** Task **
Which lines contain the string "digging"? Please list every one of them.

+++

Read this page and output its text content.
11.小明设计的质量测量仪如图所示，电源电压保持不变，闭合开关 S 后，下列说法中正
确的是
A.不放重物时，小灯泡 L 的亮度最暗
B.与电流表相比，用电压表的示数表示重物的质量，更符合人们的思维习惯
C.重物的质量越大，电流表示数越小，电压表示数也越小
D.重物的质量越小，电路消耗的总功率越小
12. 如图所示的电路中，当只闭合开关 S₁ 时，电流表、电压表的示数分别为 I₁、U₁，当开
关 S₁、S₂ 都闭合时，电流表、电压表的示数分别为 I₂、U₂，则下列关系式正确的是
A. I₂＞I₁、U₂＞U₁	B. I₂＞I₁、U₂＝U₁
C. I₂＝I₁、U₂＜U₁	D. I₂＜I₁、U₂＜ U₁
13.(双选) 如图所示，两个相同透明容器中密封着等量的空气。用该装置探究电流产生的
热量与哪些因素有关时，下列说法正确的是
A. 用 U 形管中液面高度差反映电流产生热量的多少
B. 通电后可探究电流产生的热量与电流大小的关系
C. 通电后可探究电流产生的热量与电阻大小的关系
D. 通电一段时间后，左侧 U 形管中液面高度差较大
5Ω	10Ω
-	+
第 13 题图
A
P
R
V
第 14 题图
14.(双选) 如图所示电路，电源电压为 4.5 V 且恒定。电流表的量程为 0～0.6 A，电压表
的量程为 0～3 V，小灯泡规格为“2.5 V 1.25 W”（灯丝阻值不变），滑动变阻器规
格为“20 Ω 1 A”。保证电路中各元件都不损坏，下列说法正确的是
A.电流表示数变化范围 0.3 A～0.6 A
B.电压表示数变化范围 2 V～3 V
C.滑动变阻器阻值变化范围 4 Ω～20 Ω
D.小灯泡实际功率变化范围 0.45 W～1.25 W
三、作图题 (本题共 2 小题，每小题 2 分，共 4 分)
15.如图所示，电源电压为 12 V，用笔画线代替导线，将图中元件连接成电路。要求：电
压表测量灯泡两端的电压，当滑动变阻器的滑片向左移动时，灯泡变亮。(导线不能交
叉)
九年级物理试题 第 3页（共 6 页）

+++

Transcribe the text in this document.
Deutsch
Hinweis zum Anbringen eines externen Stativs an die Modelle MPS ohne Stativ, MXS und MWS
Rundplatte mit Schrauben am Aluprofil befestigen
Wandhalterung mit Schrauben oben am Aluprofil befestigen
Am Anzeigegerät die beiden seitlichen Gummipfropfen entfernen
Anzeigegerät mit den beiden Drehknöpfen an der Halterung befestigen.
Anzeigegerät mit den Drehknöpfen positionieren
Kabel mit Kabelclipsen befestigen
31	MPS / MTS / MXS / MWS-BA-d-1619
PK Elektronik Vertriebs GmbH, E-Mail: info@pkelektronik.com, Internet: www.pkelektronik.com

+++

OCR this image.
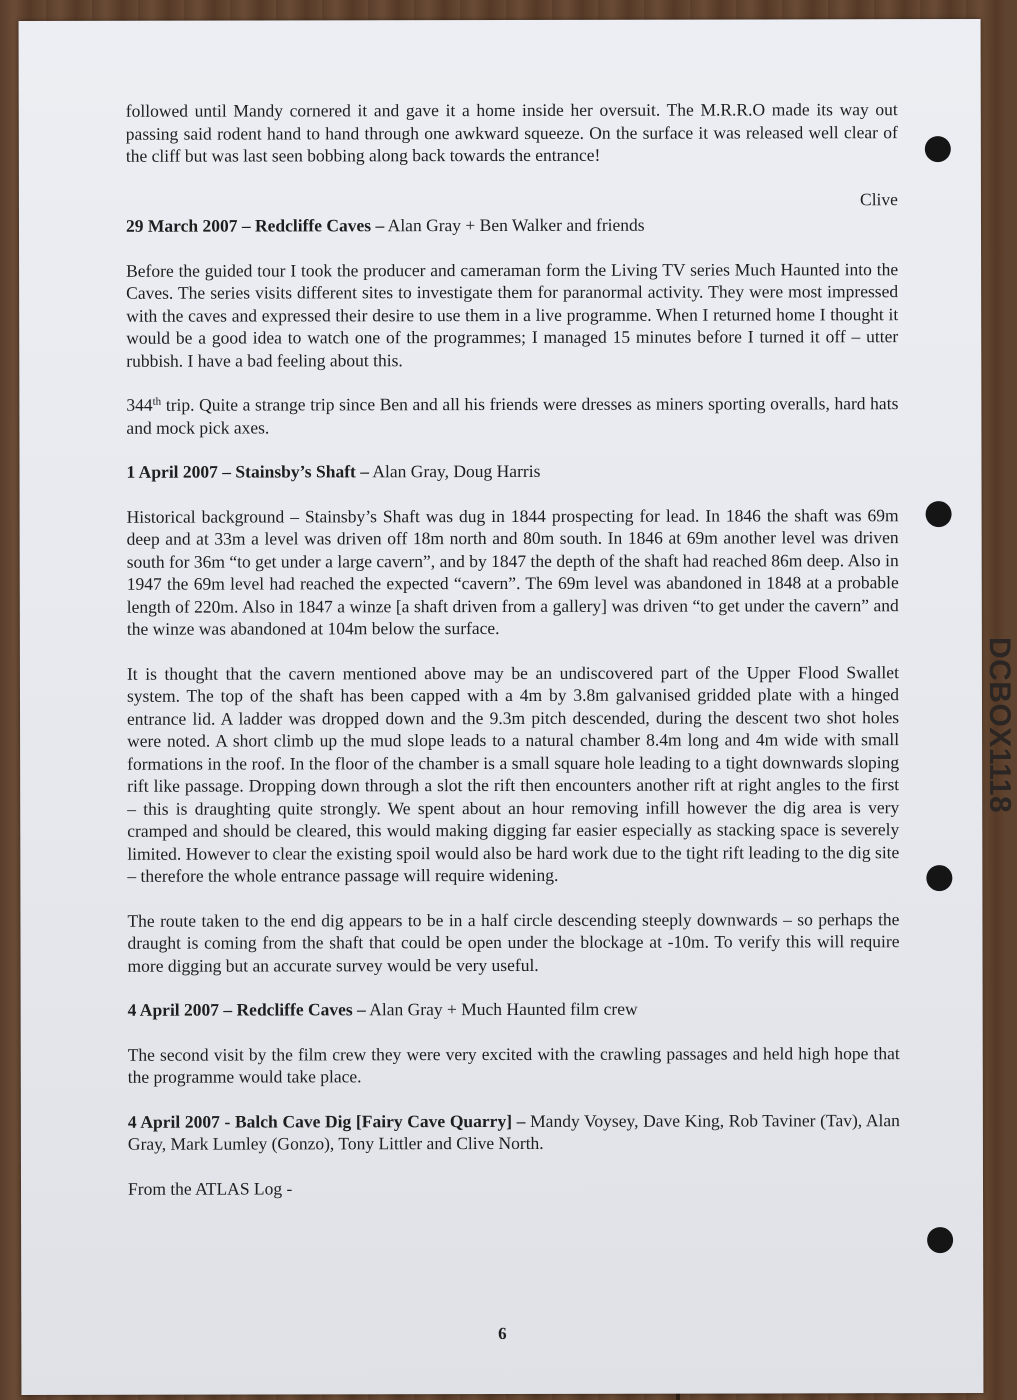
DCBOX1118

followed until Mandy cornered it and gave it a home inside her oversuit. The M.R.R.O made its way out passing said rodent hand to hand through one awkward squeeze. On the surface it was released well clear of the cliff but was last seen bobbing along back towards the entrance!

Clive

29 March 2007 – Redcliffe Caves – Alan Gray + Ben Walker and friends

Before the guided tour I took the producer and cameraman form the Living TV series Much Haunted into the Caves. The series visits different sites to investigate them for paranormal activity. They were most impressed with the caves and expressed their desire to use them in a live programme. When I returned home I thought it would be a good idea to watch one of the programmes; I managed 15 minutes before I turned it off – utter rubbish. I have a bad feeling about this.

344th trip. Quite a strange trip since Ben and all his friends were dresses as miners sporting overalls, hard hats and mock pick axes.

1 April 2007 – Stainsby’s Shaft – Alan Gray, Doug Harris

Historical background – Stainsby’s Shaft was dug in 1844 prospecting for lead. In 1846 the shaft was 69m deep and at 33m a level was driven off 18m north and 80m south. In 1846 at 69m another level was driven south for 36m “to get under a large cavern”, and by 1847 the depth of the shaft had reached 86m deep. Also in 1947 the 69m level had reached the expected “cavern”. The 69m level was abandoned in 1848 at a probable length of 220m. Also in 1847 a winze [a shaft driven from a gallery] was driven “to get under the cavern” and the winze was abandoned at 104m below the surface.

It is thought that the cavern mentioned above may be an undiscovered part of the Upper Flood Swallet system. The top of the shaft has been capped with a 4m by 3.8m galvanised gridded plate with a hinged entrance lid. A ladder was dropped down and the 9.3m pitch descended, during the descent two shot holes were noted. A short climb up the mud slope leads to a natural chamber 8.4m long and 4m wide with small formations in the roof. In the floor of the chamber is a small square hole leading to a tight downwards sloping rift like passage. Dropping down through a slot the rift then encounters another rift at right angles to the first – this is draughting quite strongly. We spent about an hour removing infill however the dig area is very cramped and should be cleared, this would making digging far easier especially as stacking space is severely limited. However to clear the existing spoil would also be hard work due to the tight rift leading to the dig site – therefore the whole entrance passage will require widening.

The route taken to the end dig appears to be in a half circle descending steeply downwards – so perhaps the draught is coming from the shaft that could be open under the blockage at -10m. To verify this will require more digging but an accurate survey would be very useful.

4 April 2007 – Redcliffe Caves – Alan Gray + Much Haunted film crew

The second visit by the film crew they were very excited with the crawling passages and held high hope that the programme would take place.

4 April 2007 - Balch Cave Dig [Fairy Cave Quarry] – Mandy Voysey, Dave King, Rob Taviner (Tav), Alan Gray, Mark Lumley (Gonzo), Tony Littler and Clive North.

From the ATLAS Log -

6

+++

** Written answer **
It is thought that the cavern mentioned above may be an undiscovered part of the Upper Flood Swallet system. The top of the shaft has been capped with a 4m by 3.8m galvanised gridded plate with a hinged entrance lid. A ladder was dropped down and the 9.3m pitch descended, during the descent two shot holes were noted. A short climb up the mud slope leads to a natural chamber 8.4m long and 4m wide with small formations in the roof. In the floor of the chamber is a small square hole leading to a tight downwards sloping rift like passage. Dropping down through a slot the rift then encounters another rift at right angles to the first – this is draughting quite strongly. We spent about an hour removing infill however the dig area is very cramped and should be cleared, this would making digging far easier especially as stacking space is severely limited. However to clear the existing spoil would also be hard work due to the tight rift leading to the dig site – therefore the whole entrance passage will require widening.
The route taken to the end dig appears to be in a half circle descending steeply downwards – so perhaps the draught is coming from the shaft that could be open under the blockage at -10m. To verify this will require more digging but an accurate survey would be very useful.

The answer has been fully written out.